## WRITTEN INSTRUCTION
In the listing below, count each line containing "Раздел" and answer with the count only.

## GIVEN RECORDS
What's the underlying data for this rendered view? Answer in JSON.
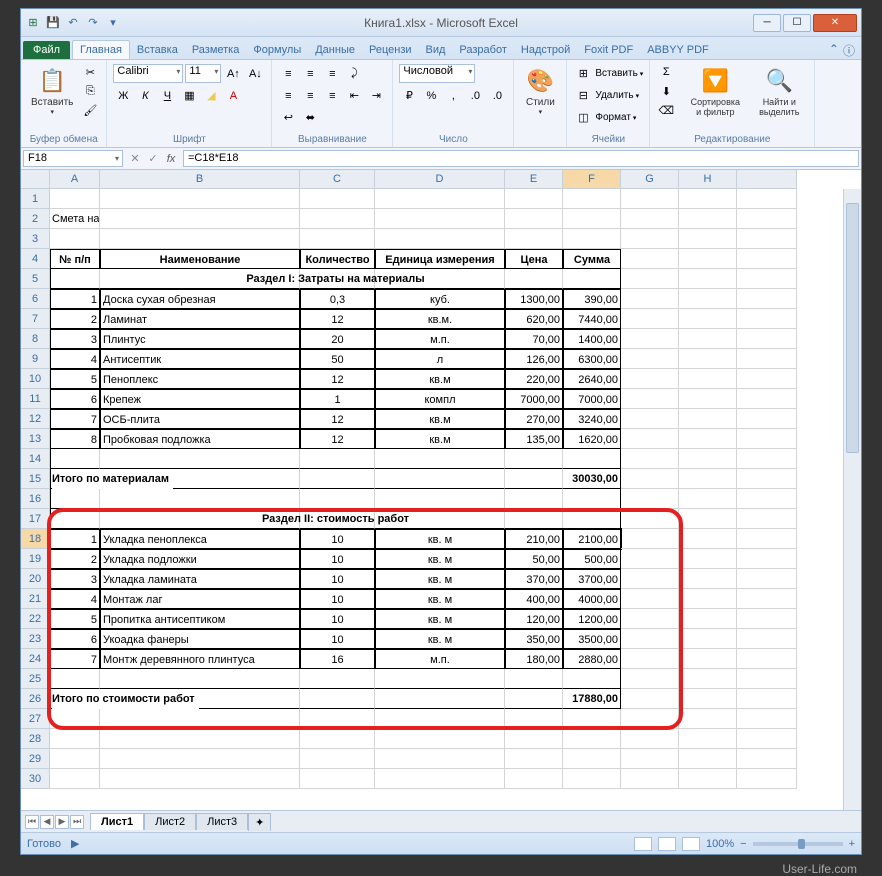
{
  "window": {
    "title": "Книга1.xlsx - Microsoft Excel"
  },
  "tabs": {
    "file": "Файл",
    "home": "Главная",
    "insert": "Вставка",
    "layout": "Разметка",
    "formulas": "Формулы",
    "data": "Данные",
    "review": "Рецензи",
    "view": "Вид",
    "dev": "Разработ",
    "addin": "Надстрой",
    "foxit": "Foxit PDF",
    "abbyy": "ABBYY PDF"
  },
  "ribbon": {
    "clipboard": {
      "paste": "Вставить",
      "label": "Буфер обмена"
    },
    "font": {
      "name": "Calibri",
      "size": "11",
      "label": "Шрифт"
    },
    "alignment": {
      "label": "Выравнивание"
    },
    "number": {
      "format": "Числовой",
      "label": "Число"
    },
    "styles": {
      "btn": "Стили",
      "label": ""
    },
    "cells": {
      "insert": "Вставить",
      "delete": "Удалить",
      "format": "Формат",
      "label": "Ячейки"
    },
    "editing": {
      "sort": "Сортировка и фильтр",
      "find": "Найти и выделить",
      "label": "Редактирование"
    }
  },
  "namebox": "F18",
  "formula": "=C18*E18",
  "columns": [
    "A",
    "B",
    "C",
    "D",
    "E",
    "F",
    "G",
    "H"
  ],
  "rows_count": 30,
  "chart_data": {
    "type": "table",
    "title": "Смета на работы",
    "headers": {
      "num": "№ п/п",
      "name": "Наименование",
      "qty": "Количество",
      "unit": "Единица измерения",
      "price": "Цена",
      "sum": "Сумма"
    },
    "section1_title": "Раздел I: Затраты на материалы",
    "section1_rows": [
      {
        "n": 1,
        "name": "Доска сухая обрезная",
        "qty": "0,3",
        "unit": "куб.",
        "price": "1300,00",
        "sum": "390,00"
      },
      {
        "n": 2,
        "name": "Ламинат",
        "qty": "12",
        "unit": "кв.м.",
        "price": "620,00",
        "sum": "7440,00"
      },
      {
        "n": 3,
        "name": "Плинтус",
        "qty": "20",
        "unit": "м.п.",
        "price": "70,00",
        "sum": "1400,00"
      },
      {
        "n": 4,
        "name": "Антисептик",
        "qty": "50",
        "unit": "л",
        "price": "126,00",
        "sum": "6300,00"
      },
      {
        "n": 5,
        "name": "Пеноплекс",
        "qty": "12",
        "unit": "кв.м",
        "price": "220,00",
        "sum": "2640,00"
      },
      {
        "n": 6,
        "name": "Крепеж",
        "qty": "1",
        "unit": "компл",
        "price": "7000,00",
        "sum": "7000,00"
      },
      {
        "n": 7,
        "name": "ОСБ-плита",
        "qty": "12",
        "unit": "кв.м",
        "price": "270,00",
        "sum": "3240,00"
      },
      {
        "n": 8,
        "name": "Пробковая подложка",
        "qty": "12",
        "unit": "кв.м",
        "price": "135,00",
        "sum": "1620,00"
      }
    ],
    "section1_total_label": "Итого по материалам",
    "section1_total": "30030,00",
    "section2_title": "Раздел II: стоимость работ",
    "section2_rows": [
      {
        "n": 1,
        "name": "Укладка пеноплекса",
        "qty": "10",
        "unit": "кв. м",
        "price": "210,00",
        "sum": "2100,00"
      },
      {
        "n": 2,
        "name": "Укладка подложки",
        "qty": "10",
        "unit": "кв. м",
        "price": "50,00",
        "sum": "500,00"
      },
      {
        "n": 3,
        "name": "Укладка  ламината",
        "qty": "10",
        "unit": "кв. м",
        "price": "370,00",
        "sum": "3700,00"
      },
      {
        "n": 4,
        "name": "Монтаж лаг",
        "qty": "10",
        "unit": "кв. м",
        "price": "400,00",
        "sum": "4000,00"
      },
      {
        "n": 5,
        "name": "Пропитка антисептиком",
        "qty": "10",
        "unit": "кв. м",
        "price": "120,00",
        "sum": "1200,00"
      },
      {
        "n": 6,
        "name": "Укоадка фанеры",
        "qty": "10",
        "unit": "кв. м",
        "price": "350,00",
        "sum": "3500,00"
      },
      {
        "n": 7,
        "name": "Монтж деревянного плинтуса",
        "qty": "16",
        "unit": "м.п.",
        "price": "180,00",
        "sum": "2880,00"
      }
    ],
    "section2_total_label": "Итого по стоимости работ",
    "section2_total": "17880,00"
  },
  "sheets": {
    "s1": "Лист1",
    "s2": "Лист2",
    "s3": "Лист3"
  },
  "status": {
    "ready": "Готово",
    "zoom": "100%"
  },
  "watermark": "User-Life.com"
}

## OUTPUT OF THE EXERCISE
2